*Short task*.
Restate all of the entries exactly, dropping any pictures they hold.

[Data listing]
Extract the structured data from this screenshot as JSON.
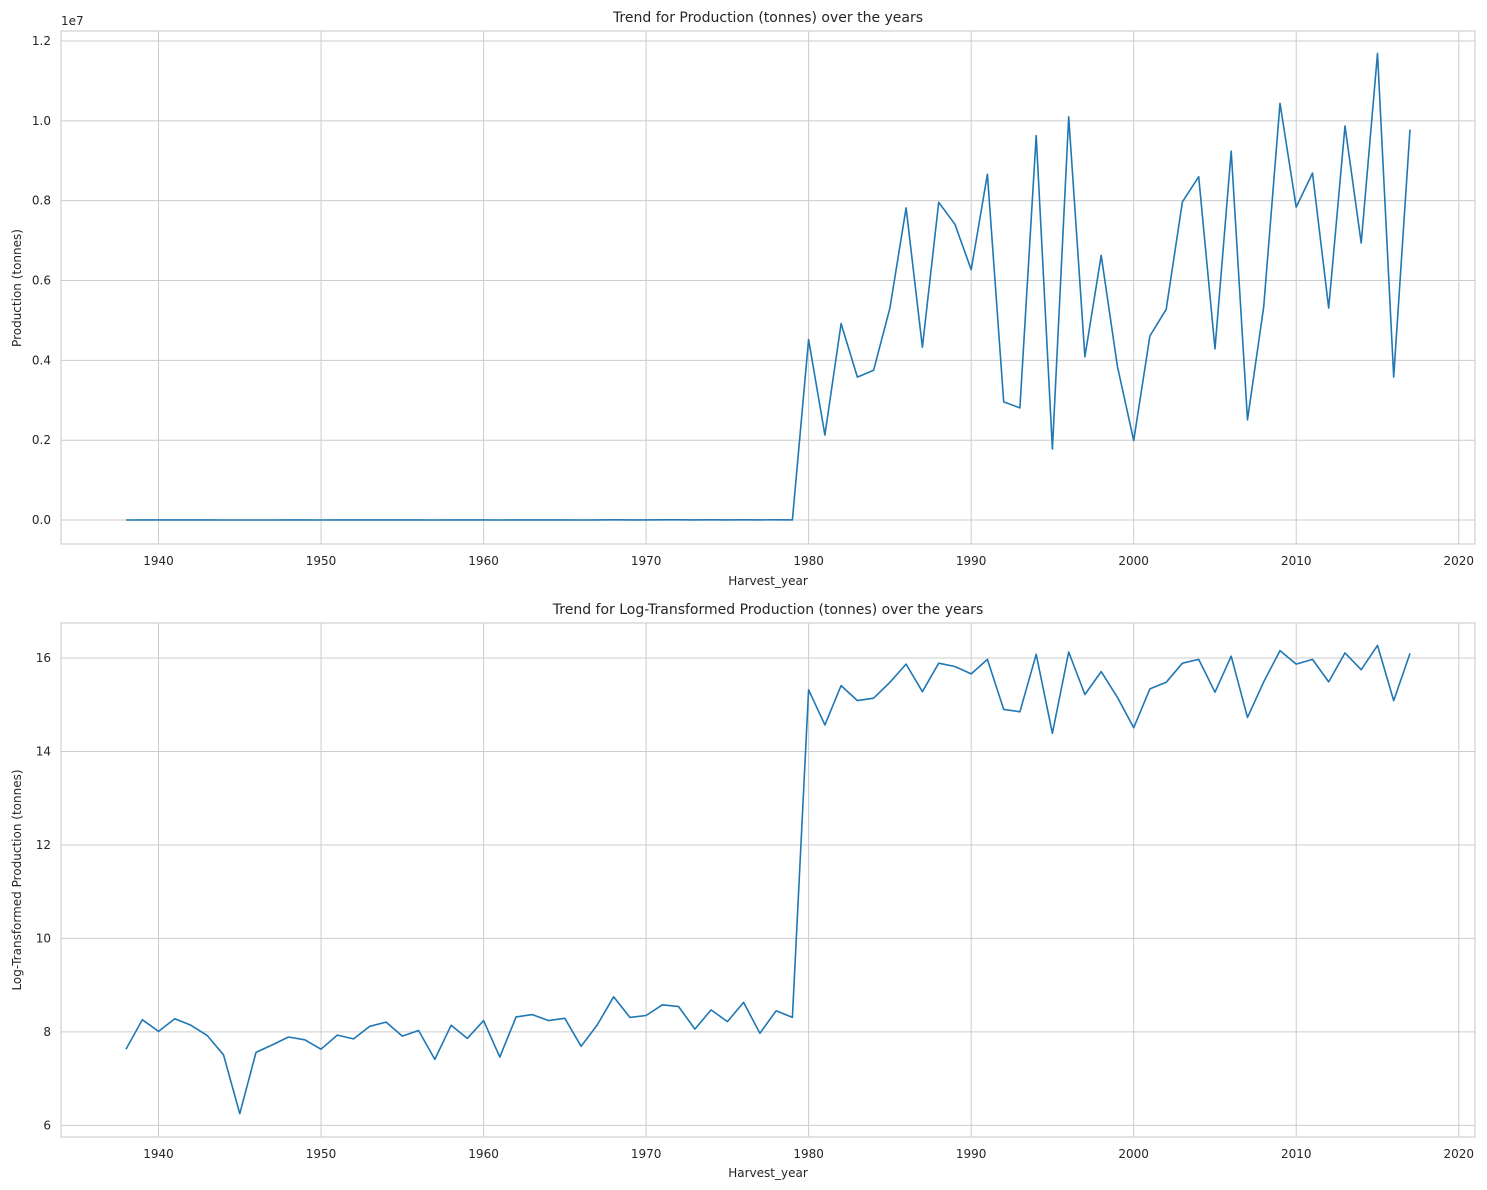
{
  "chart_data": [
    {
      "type": "line",
      "title": "Trend for Production (tonnes) over the years",
      "xlabel": "Harvest_year",
      "ylabel": "Production (tonnes)",
      "y_offset_label": "1e7",
      "xlim": [
        1934,
        2021
      ],
      "ylim": [
        -0.06,
        1.225
      ],
      "y_scale_note": "values in units of 1e7 tonnes",
      "grid": true,
      "color": "#1f77b4",
      "x_ticks": [
        1940,
        1950,
        1960,
        1970,
        1980,
        1990,
        2000,
        2010,
        2020
      ],
      "y_ticks": [
        0.0,
        0.2,
        0.4,
        0.6,
        0.8,
        1.0,
        1.2
      ],
      "y_tick_labels": [
        "0.0",
        "0.2",
        "0.4",
        "0.6",
        "0.8",
        "1.0",
        "1.2"
      ],
      "x": [
        1938,
        1939,
        1940,
        1941,
        1942,
        1943,
        1944,
        1945,
        1946,
        1947,
        1948,
        1949,
        1950,
        1951,
        1952,
        1953,
        1954,
        1955,
        1956,
        1957,
        1958,
        1959,
        1960,
        1961,
        1962,
        1963,
        1964,
        1965,
        1966,
        1967,
        1968,
        1969,
        1970,
        1971,
        1972,
        1973,
        1974,
        1975,
        1976,
        1977,
        1978,
        1979,
        1980,
        1981,
        1982,
        1983,
        1984,
        1985,
        1986,
        1987,
        1988,
        1989,
        1990,
        1991,
        1992,
        1993,
        1994,
        1995,
        1996,
        1997,
        1998,
        1999,
        2000,
        2001,
        2002,
        2003,
        2004,
        2005,
        2006,
        2007,
        2008,
        2009,
        2010,
        2011,
        2012,
        2013,
        2014,
        2015,
        2016,
        2017
      ],
      "y": [
        0.0002,
        0.0004,
        0.0003,
        0.0004,
        0.0003,
        0.0003,
        0.0002,
        5e-05,
        0.0002,
        0.0002,
        0.0003,
        0.0003,
        0.0002,
        0.0003,
        0.0003,
        0.0003,
        0.0004,
        0.0003,
        0.0003,
        0.0002,
        0.0003,
        0.0003,
        0.0004,
        0.0002,
        0.0004,
        0.0004,
        0.0004,
        0.0004,
        0.0002,
        0.0003,
        0.0006,
        0.0004,
        0.0004,
        0.0005,
        0.0005,
        0.0003,
        0.0005,
        0.0004,
        0.0006,
        0.0003,
        0.0005,
        0.0004,
        0.452,
        0.213,
        0.492,
        0.358,
        0.375,
        0.531,
        0.782,
        0.433,
        0.796,
        0.741,
        0.627,
        0.866,
        0.296,
        0.281,
        0.963,
        0.178,
        1.01,
        0.409,
        0.663,
        0.385,
        0.199,
        0.461,
        0.528,
        0.797,
        0.86,
        0.429,
        0.924,
        0.251,
        0.534,
        1.044,
        0.784,
        0.869,
        0.531,
        0.987,
        0.694,
        1.169,
        0.358,
        0.978
      ]
    },
    {
      "type": "line",
      "title": "Trend for Log-Transformed Production (tonnes) over the years",
      "xlabel": "Harvest_year",
      "ylabel": "Log-Transformed Production (tonnes)",
      "xlim": [
        1934,
        2021
      ],
      "ylim": [
        5.75,
        16.75
      ],
      "grid": true,
      "color": "#1f77b4",
      "x_ticks": [
        1940,
        1950,
        1960,
        1970,
        1980,
        1990,
        2000,
        2010,
        2020
      ],
      "y_ticks": [
        6,
        8,
        10,
        12,
        14,
        16
      ],
      "y_tick_labels": [
        "6",
        "8",
        "10",
        "12",
        "14",
        "16"
      ],
      "x": [
        1938,
        1939,
        1940,
        1941,
        1942,
        1943,
        1944,
        1945,
        1946,
        1947,
        1948,
        1949,
        1950,
        1951,
        1952,
        1953,
        1954,
        1955,
        1956,
        1957,
        1958,
        1959,
        1960,
        1961,
        1962,
        1963,
        1964,
        1965,
        1966,
        1967,
        1968,
        1969,
        1970,
        1971,
        1972,
        1973,
        1974,
        1975,
        1976,
        1977,
        1978,
        1979,
        1980,
        1981,
        1982,
        1983,
        1984,
        1985,
        1986,
        1987,
        1988,
        1989,
        1990,
        1991,
        1992,
        1993,
        1994,
        1995,
        1996,
        1997,
        1998,
        1999,
        2000,
        2001,
        2002,
        2003,
        2004,
        2005,
        2006,
        2007,
        2008,
        2009,
        2010,
        2011,
        2012,
        2013,
        2014,
        2015,
        2016,
        2017
      ],
      "y": [
        7.63,
        8.26,
        8.01,
        8.28,
        8.14,
        7.92,
        7.51,
        6.25,
        7.56,
        7.72,
        7.89,
        7.83,
        7.63,
        7.93,
        7.85,
        8.12,
        8.21,
        7.91,
        8.03,
        7.41,
        8.14,
        7.86,
        8.24,
        7.46,
        8.32,
        8.37,
        8.24,
        8.29,
        7.69,
        8.15,
        8.75,
        8.31,
        8.35,
        8.58,
        8.54,
        8.06,
        8.47,
        8.22,
        8.63,
        7.97,
        8.45,
        8.31,
        15.32,
        14.57,
        15.41,
        15.09,
        15.14,
        15.48,
        15.87,
        15.28,
        15.89,
        15.82,
        15.66,
        15.97,
        14.9,
        14.85,
        16.08,
        14.39,
        16.13,
        15.22,
        15.71,
        15.16,
        14.51,
        15.34,
        15.48,
        15.89,
        15.97,
        15.27,
        16.04,
        14.73,
        15.49,
        16.16,
        15.87,
        15.97,
        15.49,
        16.11,
        15.75,
        16.27,
        15.09,
        16.1
      ]
    }
  ]
}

*Solved problem*.
Extract the structured data from this screenshot as JSON.
{
  "chart_data": [
    {
      "type": "line",
      "title": "Trend for Production (tonnes) over the years",
      "xlabel": "Harvest_year",
      "ylabel": "Production (tonnes)",
      "y_offset_label": "1e7",
      "xlim": [
        1934,
        2021
      ],
      "ylim": [
        -0.06,
        1.225
      ],
      "y_scale_note": "values in units of 1e7 tonnes",
      "grid": true,
      "color": "#1f77b4",
      "x_ticks": [
        1940,
        1950,
        1960,
        1970,
        1980,
        1990,
        2000,
        2010,
        2020
      ],
      "y_ticks": [
        0.0,
        0.2,
        0.4,
        0.6,
        0.8,
        1.0,
        1.2
      ],
      "y_tick_labels": [
        "0.0",
        "0.2",
        "0.4",
        "0.6",
        "0.8",
        "1.0",
        "1.2"
      ],
      "x": [
        1938,
        1939,
        1940,
        1941,
        1942,
        1943,
        1944,
        1945,
        1946,
        1947,
        1948,
        1949,
        1950,
        1951,
        1952,
        1953,
        1954,
        1955,
        1956,
        1957,
        1958,
        1959,
        1960,
        1961,
        1962,
        1963,
        1964,
        1965,
        1966,
        1967,
        1968,
        1969,
        1970,
        1971,
        1972,
        1973,
        1974,
        1975,
        1976,
        1977,
        1978,
        1979,
        1980,
        1981,
        1982,
        1983,
        1984,
        1985,
        1986,
        1987,
        1988,
        1989,
        1990,
        1991,
        1992,
        1993,
        1994,
        1995,
        1996,
        1997,
        1998,
        1999,
        2000,
        2001,
        2002,
        2003,
        2004,
        2005,
        2006,
        2007,
        2008,
        2009,
        2010,
        2011,
        2012,
        2013,
        2014,
        2015,
        2016,
        2017
      ],
      "y": [
        0.0002,
        0.0004,
        0.0003,
        0.0004,
        0.0003,
        0.0003,
        0.0002,
        5e-05,
        0.0002,
        0.0002,
        0.0003,
        0.0003,
        0.0002,
        0.0003,
        0.0003,
        0.0003,
        0.0004,
        0.0003,
        0.0003,
        0.0002,
        0.0003,
        0.0003,
        0.0004,
        0.0002,
        0.0004,
        0.0004,
        0.0004,
        0.0004,
        0.0002,
        0.0003,
        0.0006,
        0.0004,
        0.0004,
        0.0005,
        0.0005,
        0.0003,
        0.0005,
        0.0004,
        0.0006,
        0.0003,
        0.0005,
        0.0004,
        0.452,
        0.213,
        0.492,
        0.358,
        0.375,
        0.531,
        0.782,
        0.433,
        0.796,
        0.741,
        0.627,
        0.866,
        0.296,
        0.281,
        0.963,
        0.178,
        1.01,
        0.409,
        0.663,
        0.385,
        0.199,
        0.461,
        0.528,
        0.797,
        0.86,
        0.429,
        0.924,
        0.251,
        0.534,
        1.044,
        0.784,
        0.869,
        0.531,
        0.987,
        0.694,
        1.169,
        0.358,
        0.978
      ]
    },
    {
      "type": "line",
      "title": "Trend for Log-Transformed Production (tonnes) over the years",
      "xlabel": "Harvest_year",
      "ylabel": "Log-Transformed Production (tonnes)",
      "xlim": [
        1934,
        2021
      ],
      "ylim": [
        5.75,
        16.75
      ],
      "grid": true,
      "color": "#1f77b4",
      "x_ticks": [
        1940,
        1950,
        1960,
        1970,
        1980,
        1990,
        2000,
        2010,
        2020
      ],
      "y_ticks": [
        6,
        8,
        10,
        12,
        14,
        16
      ],
      "y_tick_labels": [
        "6",
        "8",
        "10",
        "12",
        "14",
        "16"
      ],
      "x": [
        1938,
        1939,
        1940,
        1941,
        1942,
        1943,
        1944,
        1945,
        1946,
        1947,
        1948,
        1949,
        1950,
        1951,
        1952,
        1953,
        1954,
        1955,
        1956,
        1957,
        1958,
        1959,
        1960,
        1961,
        1962,
        1963,
        1964,
        1965,
        1966,
        1967,
        1968,
        1969,
        1970,
        1971,
        1972,
        1973,
        1974,
        1975,
        1976,
        1977,
        1978,
        1979,
        1980,
        1981,
        1982,
        1983,
        1984,
        1985,
        1986,
        1987,
        1988,
        1989,
        1990,
        1991,
        1992,
        1993,
        1994,
        1995,
        1996,
        1997,
        1998,
        1999,
        2000,
        2001,
        2002,
        2003,
        2004,
        2005,
        2006,
        2007,
        2008,
        2009,
        2010,
        2011,
        2012,
        2013,
        2014,
        2015,
        2016,
        2017
      ],
      "y": [
        7.63,
        8.26,
        8.01,
        8.28,
        8.14,
        7.92,
        7.51,
        6.25,
        7.56,
        7.72,
        7.89,
        7.83,
        7.63,
        7.93,
        7.85,
        8.12,
        8.21,
        7.91,
        8.03,
        7.41,
        8.14,
        7.86,
        8.24,
        7.46,
        8.32,
        8.37,
        8.24,
        8.29,
        7.69,
        8.15,
        8.75,
        8.31,
        8.35,
        8.58,
        8.54,
        8.06,
        8.47,
        8.22,
        8.63,
        7.97,
        8.45,
        8.31,
        15.32,
        14.57,
        15.41,
        15.09,
        15.14,
        15.48,
        15.87,
        15.28,
        15.89,
        15.82,
        15.66,
        15.97,
        14.9,
        14.85,
        16.08,
        14.39,
        16.13,
        15.22,
        15.71,
        15.16,
        14.51,
        15.34,
        15.48,
        15.89,
        15.97,
        15.27,
        16.04,
        14.73,
        15.49,
        16.16,
        15.87,
        15.97,
        15.49,
        16.11,
        15.75,
        16.27,
        15.09,
        16.1
      ]
    }
  ]
}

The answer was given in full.